Restate the material word for word and leave out anything that is a picture.

*** GIVEN ENTRIES

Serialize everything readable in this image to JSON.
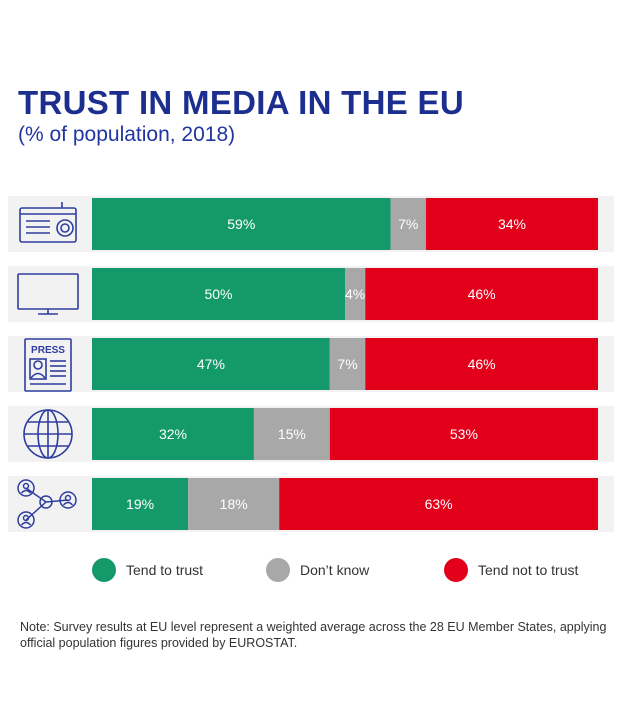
{
  "title": "TRUST IN MEDIA IN THE EU",
  "subtitle": "(% of population, 2018)",
  "note": "Note: Survey results at EU level represent a weighted average across the 28 EU Member States, applying official population figures provided by EUROSTAT.",
  "colors": {
    "trust": "#149a6a",
    "dont_know": "#a8a8a8",
    "not_trust": "#e3001b",
    "row_bg": "#f2f2f2",
    "icon": "#2f3e9e",
    "bar_text": "#ffffff",
    "legend_text": "#333333"
  },
  "chart_data": {
    "type": "bar",
    "orientation": "horizontal",
    "stacked": true,
    "categories": [
      "radio-icon",
      "tv-icon",
      "press-icon",
      "internet-icon",
      "social-network-icon"
    ],
    "icon_text": {
      "press": "PRESS"
    },
    "series": [
      {
        "name": "Tend to trust",
        "values": [
          59,
          50,
          47,
          32,
          19
        ],
        "labels": [
          "59%",
          "50%",
          "47%",
          "32%",
          "19%"
        ]
      },
      {
        "name": "Don't know",
        "values": [
          7,
          4,
          7,
          15,
          18
        ],
        "labels": [
          "7%",
          "4%",
          "7%",
          "15%",
          "18%"
        ]
      },
      {
        "name": "Tend not to trust",
        "values": [
          34,
          46,
          46,
          53,
          63
        ],
        "labels": [
          "34%",
          "46%",
          "46%",
          "53%",
          "63%"
        ]
      }
    ],
    "xlim": [
      0,
      100
    ],
    "legend": {
      "placement": "bottom",
      "items": [
        {
          "key": "trust",
          "label": "Tend to trust"
        },
        {
          "key": "dont_know",
          "label": "Don’t know"
        },
        {
          "key": "not_trust",
          "label": "Tend not to trust"
        }
      ]
    }
  }
}
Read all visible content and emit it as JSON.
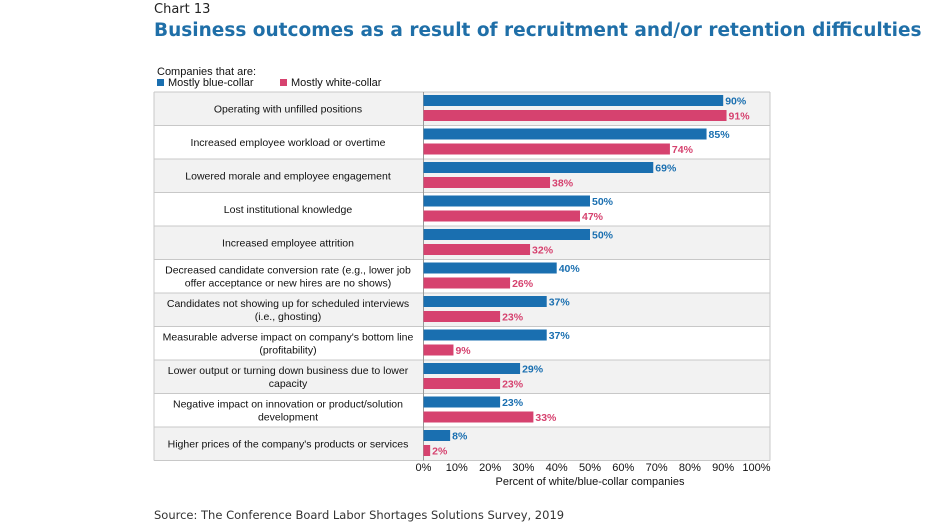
{
  "chart_number": "Chart 13",
  "title": "Business outcomes as a result of recruitment and/or retention difficulties",
  "legend_title": "Companies that are:",
  "source": "Source: The Conference Board Labor Shortages Solutions Survey, 2019",
  "colors": {
    "blue": "#1a6fb0",
    "pink": "#d6426f",
    "band": "#f2f2f2",
    "border": "#c8c8c8"
  },
  "chart_data": {
    "type": "bar",
    "orientation": "horizontal",
    "categories": [
      [
        "Operating with unfilled positions"
      ],
      [
        "Increased employee workload or overtime"
      ],
      [
        "Lowered morale and employee engagement"
      ],
      [
        "Lost institutional knowledge"
      ],
      [
        "Increased employee attrition"
      ],
      [
        "Decreased candidate conversion rate (e.g., lower job",
        "offer acceptance or new hires are no shows)"
      ],
      [
        "Candidates not showing up for scheduled interviews",
        "(i.e., ghosting)"
      ],
      [
        "Measurable adverse impact on company's bottom line",
        "(profitability)"
      ],
      [
        "Lower output or turning down business due to lower",
        "capacity"
      ],
      [
        "Negative impact on innovation or product/solution",
        "development"
      ],
      [
        "Higher prices of the company's products or services"
      ]
    ],
    "series": [
      {
        "name": "Mostly blue-collar",
        "color": "#1a6fb0",
        "values": [
          90,
          85,
          69,
          50,
          50,
          40,
          37,
          37,
          29,
          23,
          8
        ]
      },
      {
        "name": "Mostly white-collar",
        "color": "#d6426f",
        "values": [
          91,
          74,
          38,
          47,
          32,
          26,
          23,
          9,
          23,
          33,
          2
        ]
      }
    ],
    "xlabel": "Percent of white/blue-collar companies",
    "xlim": [
      0,
      100
    ],
    "xticks": [
      "0%",
      "10%",
      "20%",
      "30%",
      "40%",
      "50%",
      "60%",
      "70%",
      "80%",
      "90%",
      "100%"
    ],
    "value_suffix": "%",
    "legend_position": "top-left"
  }
}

******

FINISHED EXERCISE:
Serialize everything readable in this image to JSON.
{
  "title": "TRUST IN MEDIA IN THE EU",
  "subtitle": "(% of population, 2018)",
  "note": "Note: Survey results at EU level represent a weighted average across the 28 EU Member States, applying official population figures provided by EUROSTAT.",
  "colors": {
    "trust": "#149a6a",
    "dont_know": "#a8a8a8",
    "not_trust": "#e3001b",
    "row_bg": "#f2f2f2",
    "icon": "#2f3e9e",
    "bar_text": "#ffffff",
    "legend_text": "#333333"
  },
  "chart_data": {
    "type": "bar",
    "orientation": "horizontal",
    "stacked": true,
    "categories": [
      "radio-icon",
      "tv-icon",
      "press-icon",
      "internet-icon",
      "social-network-icon"
    ],
    "icon_text": {
      "press": "PRESS"
    },
    "series": [
      {
        "name": "Tend to trust",
        "values": [
          59,
          50,
          47,
          32,
          19
        ],
        "labels": [
          "59%",
          "50%",
          "47%",
          "32%",
          "19%"
        ]
      },
      {
        "name": "Don't know",
        "values": [
          7,
          4,
          7,
          15,
          18
        ],
        "labels": [
          "7%",
          "4%",
          "7%",
          "15%",
          "18%"
        ]
      },
      {
        "name": "Tend not to trust",
        "values": [
          34,
          46,
          46,
          53,
          63
        ],
        "labels": [
          "34%",
          "46%",
          "46%",
          "53%",
          "63%"
        ]
      }
    ],
    "xlim": [
      0,
      100
    ],
    "legend": {
      "placement": "bottom",
      "items": [
        {
          "key": "trust",
          "label": "Tend to trust"
        },
        {
          "key": "dont_know",
          "label": "Don’t know"
        },
        {
          "key": "not_trust",
          "label": "Tend not to trust"
        }
      ]
    }
  }
}
Read all visible content and emit it as JSON.
{
  "chart_number": "Chart 13",
  "title": "Business outcomes as a result of recruitment and/or retention difficulties",
  "legend_title": "Companies that are:",
  "source": "Source: The Conference Board Labor Shortages Solutions Survey, 2019",
  "colors": {
    "blue": "#1a6fb0",
    "pink": "#d6426f",
    "band": "#f2f2f2",
    "border": "#c8c8c8"
  },
  "chart_data": {
    "type": "bar",
    "orientation": "horizontal",
    "categories": [
      [
        "Operating with unfilled positions"
      ],
      [
        "Increased employee workload or overtime"
      ],
      [
        "Lowered morale and employee engagement"
      ],
      [
        "Lost institutional knowledge"
      ],
      [
        "Increased employee attrition"
      ],
      [
        "Decreased candidate conversion rate (e.g., lower job",
        "offer acceptance or new hires are no shows)"
      ],
      [
        "Candidates not showing up for scheduled interviews",
        "(i.e., ghosting)"
      ],
      [
        "Measurable adverse impact on company's bottom line",
        "(profitability)"
      ],
      [
        "Lower output or turning down business due to lower",
        "capacity"
      ],
      [
        "Negative impact on innovation or product/solution",
        "development"
      ],
      [
        "Higher prices of the company's products or services"
      ]
    ],
    "series": [
      {
        "name": "Mostly blue-collar",
        "color": "#1a6fb0",
        "values": [
          90,
          85,
          69,
          50,
          50,
          40,
          37,
          37,
          29,
          23,
          8
        ]
      },
      {
        "name": "Mostly white-collar",
        "color": "#d6426f",
        "values": [
          91,
          74,
          38,
          47,
          32,
          26,
          23,
          9,
          23,
          33,
          2
        ]
      }
    ],
    "xlabel": "Percent of white/blue-collar companies",
    "xlim": [
      0,
      100
    ],
    "xticks": [
      "0%",
      "10%",
      "20%",
      "30%",
      "40%",
      "50%",
      "60%",
      "70%",
      "80%",
      "90%",
      "100%"
    ],
    "value_suffix": "%",
    "legend_position": "top-left"
  }
}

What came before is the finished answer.